Quote the listing below in its entirety, omitting every image.
***** MATERIAL *****
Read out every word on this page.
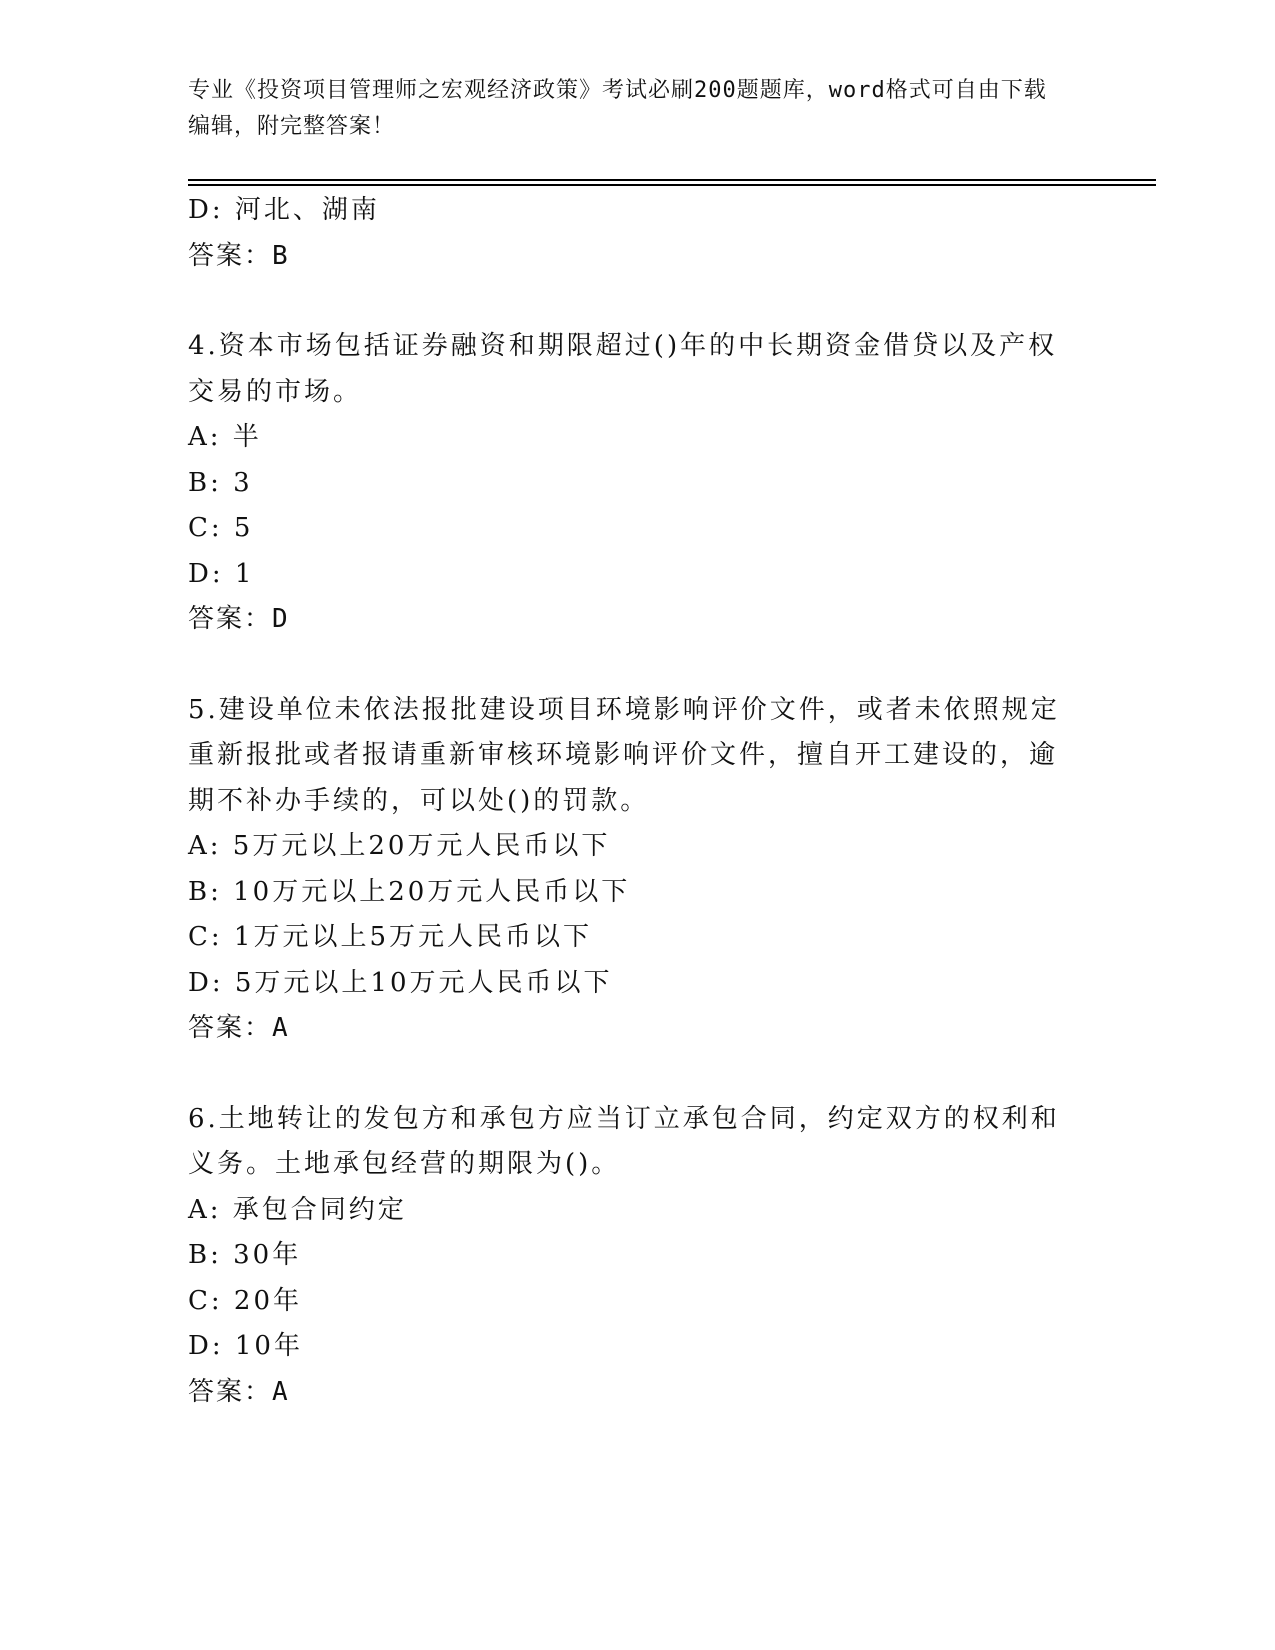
专业《投资项目管理师之宏观经济政策》考试必刷200题题库，word格式可自由下载编辑，附完整答案！
D: 河北、湖南
答案：B
4.资本市场包括证券融资和期限超过()年的中长期资金借贷以及产权交易的市场。
A: 半
B: 3
C: 5
D: 1
答案：D
5.建设单位未依法报批建设项目环境影响评价文件，或者未依照规定重新报批或者报请重新审核环境影响评价文件，擅自开工建设的，逾期不补办手续的，可以处()的罚款。
A: 5万元以上20万元人民币以下
B: 10万元以上20万元人民币以下
C: 1万元以上5万元人民币以下
D: 5万元以上10万元人民币以下
答案：A
6.土地转让的发包方和承包方应当订立承包合同，约定双方的权利和义务。土地承包经营的期限为()。
A: 承包合同约定
B: 30年
C: 20年
D: 10年
答案：A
*****
- TASK ANSWER:
Read out every word on this page.
专业《投资项目管理师之宏观经济政策》考试必刷200题题库，word格式可自由下载编辑，附完整答案！
D: 河北、湖南
答案：B
4.资本市场包括证券融资和期限超过()年的中长期资金借贷以及产权交易的市场。
A: 半
B: 3
C: 5
D: 1
答案：D
5.建设单位未依法报批建设项目环境影响评价文件，或者未依照规定重新报批或者报请重新审核环境影响评价文件，擅自开工建设的，逾期不补办手续的，可以处()的罚款。
A: 5万元以上20万元人民币以下
B: 10万元以上20万元人民币以下
C: 1万元以上5万元人民币以下
D: 5万元以上10万元人民币以下
答案：A
6.土地转让的发包方和承包方应当订立承包合同，约定双方的权利和义务。土地承包经营的期限为()。
A: 承包合同约定
B: 30年
C: 20年
D: 10年
答案：A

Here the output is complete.